### Problem description
Leave out every picture, then transcribe the rest of the listing exactly.

### Data section

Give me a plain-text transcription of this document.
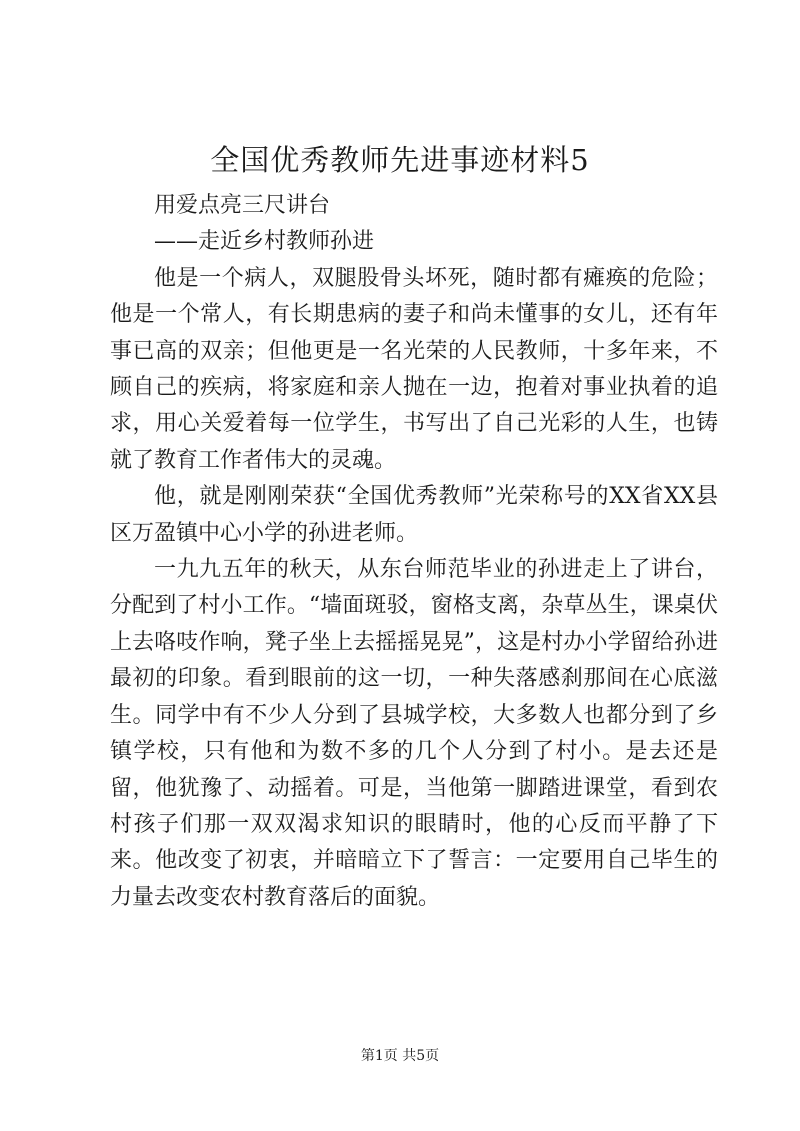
全国优秀教师先进事迹材料5

用爱点亮三尺讲台

——走近乡村教师孙进

他是一个病人，双腿股骨头坏死，随时都有瘫痪的危险；他是一个常人，有长期患病的妻子和尚未懂事的女儿，还有年事已高的双亲；但他更是一名光荣的人民教师，十多年来，不顾自己的疾病，将家庭和亲人抛在一边，抱着对事业执着的追求，用心关爱着每一位学生，书写出了自己光彩的人生，也铸就了教育工作者伟大的灵魂。

他，就是刚刚荣获“全国优秀教师”光荣称号的XX省XX县区万盈镇中心小学的孙进老师。

一九九五年的秋天，从东台师范毕业的孙进走上了讲台，分配到了村小工作。“墙面斑驳，窗格支离，杂草丛生，课桌伏上去咯吱作响，凳子坐上去摇摇晃晃”，这是村办小学留给孙进最初的印象。看到眼前的这一切，一种失落感刹那间在心底滋生。同学中有不少人分到了县城学校，大多数人也都分到了乡镇学校，只有他和为数不多的几个人分到了村小。是去还是留，他犹豫了、动摇着。可是，当他第一脚踏进课堂，看到农村孩子们那一双双渴求知识的眼睛时，他的心反而平静了下来。他改变了初衷，并暗暗立下了誓言：一定要用自己毕生的力量去改变农村教育落后的面貌。

第1页 共5页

### Correct answer
Give me a plain-text transcription of this document.
全国优秀教师先进事迹材料5

用爱点亮三尺讲台

——走近乡村教师孙进

他是一个病人，双腿股骨头坏死，随时都有瘫痪的危险；他是一个常人，有长期患病的妻子和尚未懂事的女儿，还有年事已高的双亲；但他更是一名光荣的人民教师，十多年来，不顾自己的疾病，将家庭和亲人抛在一边，抱着对事业执着的追求，用心关爱着每一位学生，书写出了自己光彩的人生，也铸就了教育工作者伟大的灵魂。

他，就是刚刚荣获“全国优秀教师”光荣称号的XX省XX县区万盈镇中心小学的孙进老师。

一九九五年的秋天，从东台师范毕业的孙进走上了讲台，分配到了村小工作。“墙面斑驳，窗格支离，杂草丛生，课桌伏上去咯吱作响，凳子坐上去摇摇晃晃”，这是村办小学留给孙进最初的印象。看到眼前的这一切，一种失落感刹那间在心底滋生。同学中有不少人分到了县城学校，大多数人也都分到了乡镇学校，只有他和为数不多的几个人分到了村小。是去还是留，他犹豫了、动摇着。可是，当他第一脚踏进课堂，看到农村孩子们那一双双渴求知识的眼睛时，他的心反而平静了下来。他改变了初衷，并暗暗立下了誓言：一定要用自己毕生的力量去改变农村教育落后的面貌。

第1页 共5页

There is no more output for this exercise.